======== STORED DATA ========
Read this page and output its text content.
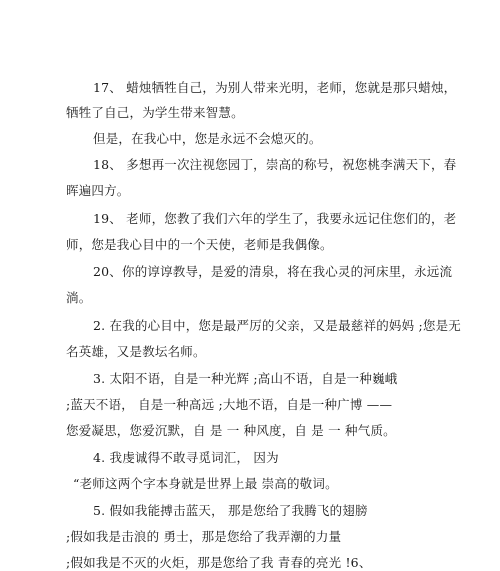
17、 蜡烛牺牲自己，为别人带来光明，老师，您就是那只蜡烛，
牺牲了自己，为学生带来智慧。
但是，在我心中，您是永远不会熄灭的。
18、 多想再一次注视您园丁，崇高的称号，祝您桃李满天下，春
晖遍四方。
19、 老师，您教了我们六年的学生了，我要永远记住您们的，老
师，您是我心目中的一个天使，老师是我偶像。
20、你的谆谆教导，是爱的清泉，将在我心灵的河床里，永远流
淌。
2. 在我的心目中，您是最严厉的父亲，又是最慈祥的妈妈 ;您是无
名英雄，又是教坛名师。
3. 太阳不语，自是一种光辉 ;高山不语，自是一种巍峨
;蓝天不语， 自是一种高远 ;大地不语，自是一种广博 ——
您爱凝思，您爱沉默，自 是 一 种风度，自 是 一 种气质。
4. 我虔诚得不敢寻觅词汇， 因为
“老师这两个字本身就是世界上最 崇高的敬词。
5. 假如我能搏击蓝天， 那是您给了我腾飞的翅膀
;假如我是击浪的 勇士，那是您给了我弄潮的力量
;假如我是不灭的火炬，那是您给了我 青春的亮光 !6、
========
STATED PROBLEM: Reproduce each line word for word and drop the pictures.

WORKED SOLUTION:
Read this page and output its text content.
17、 蜡烛牺牲自己，为别人带来光明，老师，您就是那只蜡烛，
牺牲了自己，为学生带来智慧。
但是，在我心中，您是永远不会熄灭的。
18、 多想再一次注视您园丁，崇高的称号，祝您桃李满天下，春
晖遍四方。
19、 老师，您教了我们六年的学生了，我要永远记住您们的，老
师，您是我心目中的一个天使，老师是我偶像。
20、你的谆谆教导，是爱的清泉，将在我心灵的河床里，永远流
淌。
2. 在我的心目中，您是最严厉的父亲，又是最慈祥的妈妈 ;您是无
名英雄，又是教坛名师。
3. 太阳不语，自是一种光辉 ;高山不语，自是一种巍峨
;蓝天不语， 自是一种高远 ;大地不语，自是一种广博 ——
您爱凝思，您爱沉默，自 是 一 种风度，自 是 一 种气质。
4. 我虔诚得不敢寻觅词汇， 因为
“老师这两个字本身就是世界上最 崇高的敬词。
5. 假如我能搏击蓝天， 那是您给了我腾飞的翅膀
;假如我是击浪的 勇士，那是您给了我弄潮的力量
;假如我是不灭的火炬，那是您给了我 青春的亮光 !6、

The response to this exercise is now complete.